§ SHORT TASK:
Comb the records below for the string "không" and copy each line where it turns up.

§ MATERIAL SHOWN:
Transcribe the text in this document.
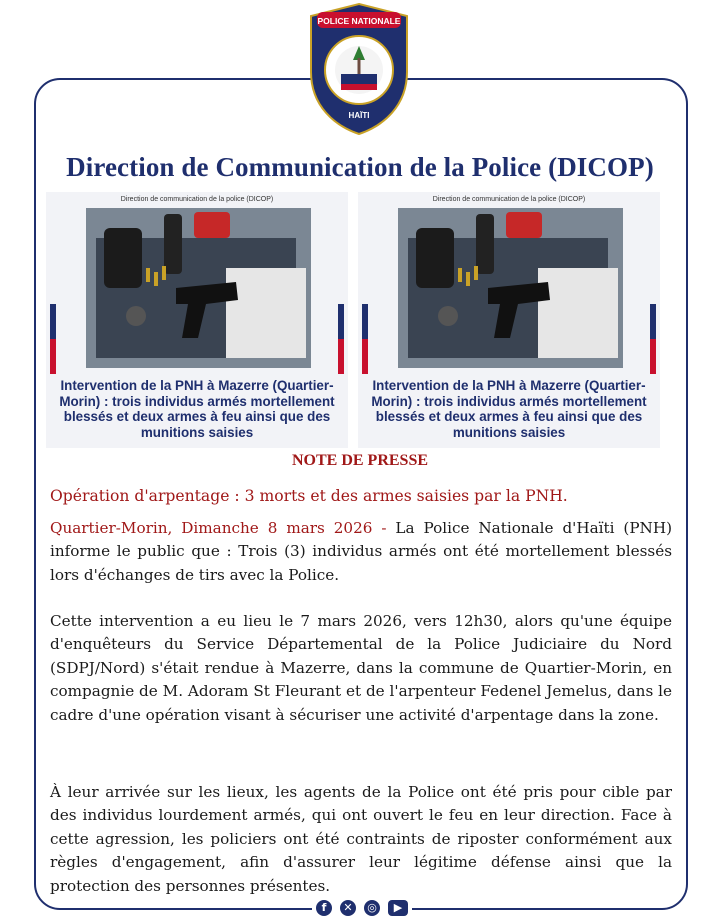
POLICE NATIONALE
HAÏTI
Direction de Communication de la Police (DICOP)
Direction de communication de la police (DICOP)
Intervention de la PNH à Mazerre (Quartier-Morin) : trois individus armés mortellement blessés et deux armes à feu ainsi que des munitions saisies
Direction de communication de la police (DICOP)
Intervention de la PNH à Mazerre (Quartier-Morin) : trois individus armés mortellement blessés et deux armes à feu ainsi que des munitions saisies
NOTE DE PRESSE
Opération d'arpentage : 3 morts et des armes saisies par la PNH.
Quartier-Morin, Dimanche 8 mars 2026 - La Police Nationale d'Haïti (PNH) informe le public que : Trois (3) individus armés ont été mortellement blessés lors d'échanges de tirs avec la Police.
Cette intervention a eu lieu le 7 mars 2026, vers 12h30, alors qu'une équipe d'enquêteurs du Service Départemental de la Police Judiciaire du Nord (SDPJ/Nord) s'était rendue à Mazerre, dans la commune de Quartier-Morin, en compagnie de M. Adoram St Fleurant et de l'arpenteur Fedenel Jemelus, dans le cadre d'une opération visant à sécuriser une activité d'arpentage dans la zone.
À leur arrivée sur les lieux, les agents de la Police ont été pris pour cible par des individus lourdement armés, qui ont ouvert le feu en leur direction. Face à cette agression, les policiers ont été contraints de riposter conformément aux règles d'engagement, afin d'assurer leur légitime défense ainsi que la protection des personnes présentes.
f	✕	◎	▶
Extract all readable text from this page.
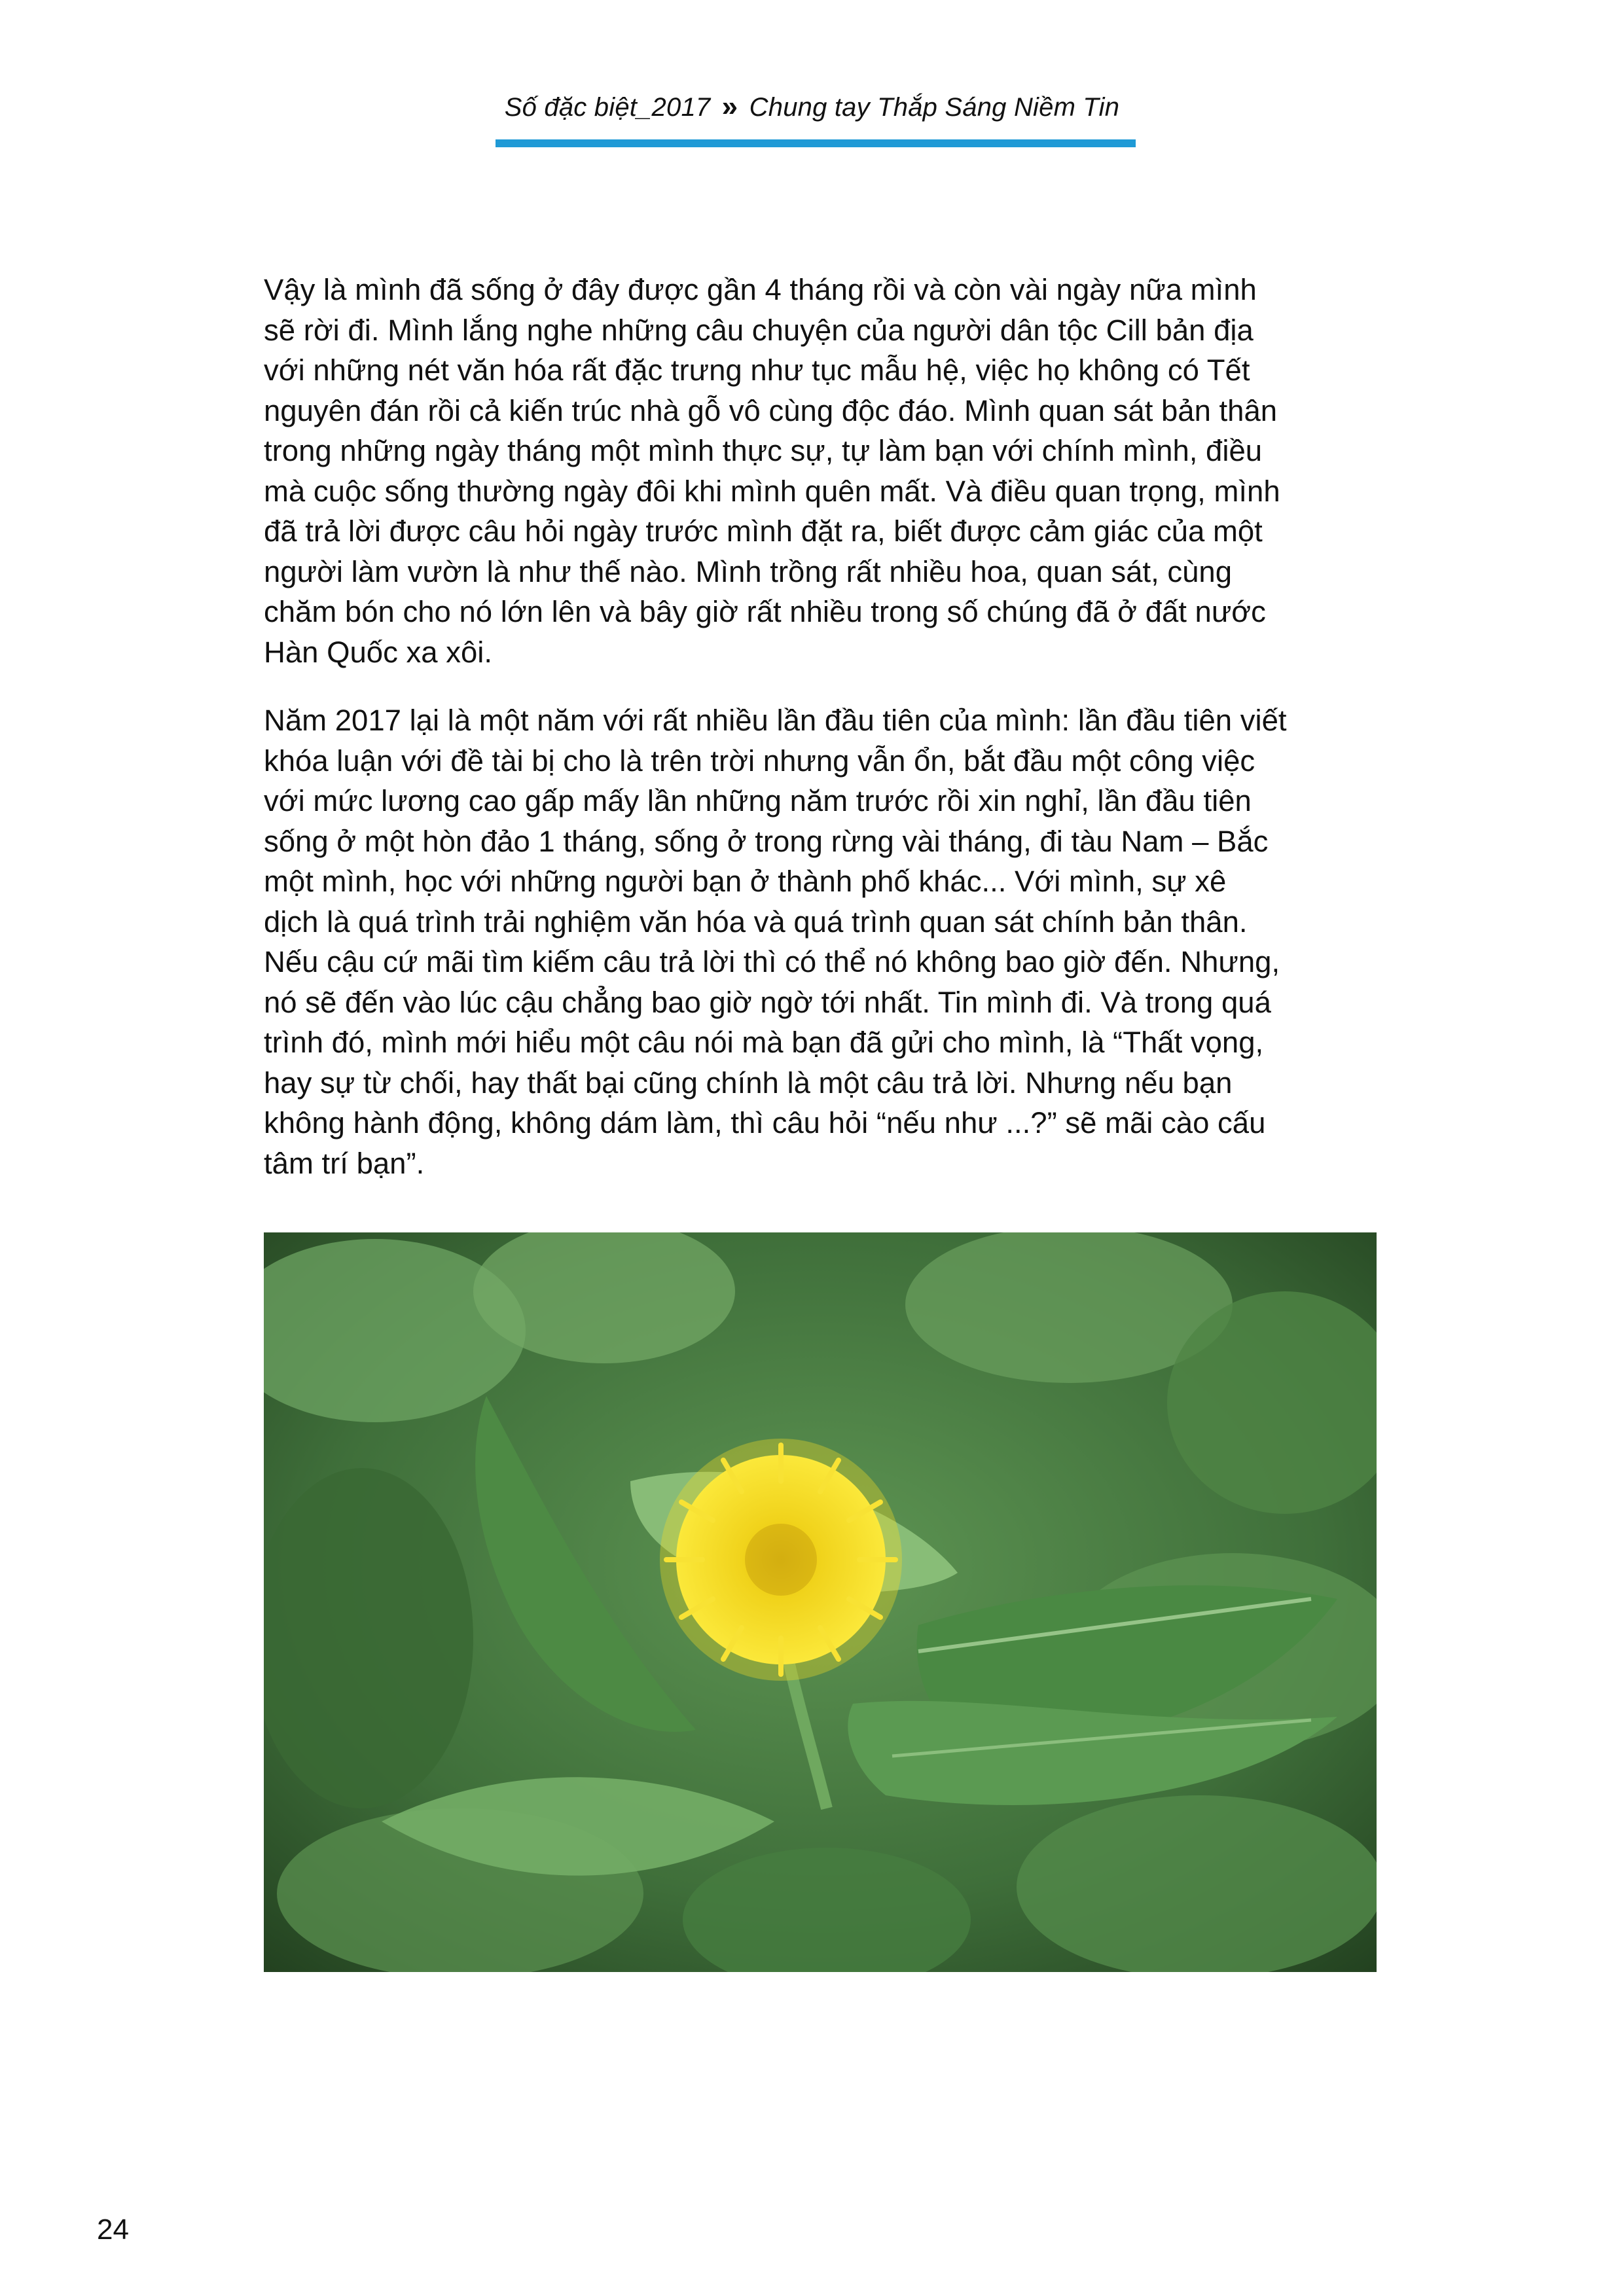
Số đặc biệt_2017 » Chung tay Thắp Sáng Niềm Tin
Vậy là mình đã sống ở đây được gần 4 tháng rồi và còn vài ngày nữa mình
sẽ rời đi. Mình lắng nghe những câu chuyện của người dân tộc Cill bản địa
với những nét văn hóa rất đặc trưng như tục mẫu hệ, việc họ không có Tết
nguyên đán rồi cả kiến trúc nhà gỗ vô cùng độc đáo. Mình quan sát bản thân
trong những ngày tháng một mình thực sự, tự làm bạn với chính mình, điều
mà cuộc sống thường ngày đôi khi mình quên mất. Và điều quan trọng, mình
đã trả lời được câu hỏi ngày trước mình đặt ra, biết được cảm giác của một
người làm vườn là như thế nào. Mình trồng rất nhiều hoa, quan sát, cùng
chăm bón cho nó lớn lên và bây giờ rất nhiều trong số chúng đã ở đất nước
Hàn Quốc xa xôi.
Năm 2017 lại là một năm với rất nhiều lần đầu tiên của mình: lần đầu tiên viết
khóa luận với đề tài bị cho là trên trời nhưng vẫn ổn, bắt đầu một công việc
với mức lương cao gấp mấy lần những năm trước rồi xin nghỉ, lần đầu tiên
sống ở một hòn đảo 1 tháng, sống ở trong rừng vài tháng, đi tàu Nam – Bắc
một mình, học với những người bạn ở thành phố khác... Với mình, sự xê
dịch là quá trình trải nghiệm văn hóa và quá trình quan sát chính bản thân.
Nếu cậu cứ mãi tìm kiếm câu trả lời thì có thể nó không bao giờ đến. Nhưng,
nó sẽ đến vào lúc cậu chẳng bao giờ ngờ tới nhất. Tin mình đi. Và trong quá
trình đó, mình mới hiểu một câu nói mà bạn đã gửi cho mình, là “Thất vọng,
hay sự từ chối, hay thất bại cũng chính là một câu trả lời. Nhưng nếu bạn
không hành động, không dám làm, thì câu hỏi “nếu như ...?” sẽ mãi cào cấu
tâm trí bạn”.
24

§ ANSWER TO THIS EXERCISE:
với những nét văn hóa rất đặc trưng như tục mẫu hệ, việc họ không có Tết
Nếu cậu cứ mãi tìm kiếm câu trả lời thì có thể nó không bao giờ đến. Nhưng,
không hành động, không dám làm, thì câu hỏi “nếu như ...?” sẽ mãi cào cấu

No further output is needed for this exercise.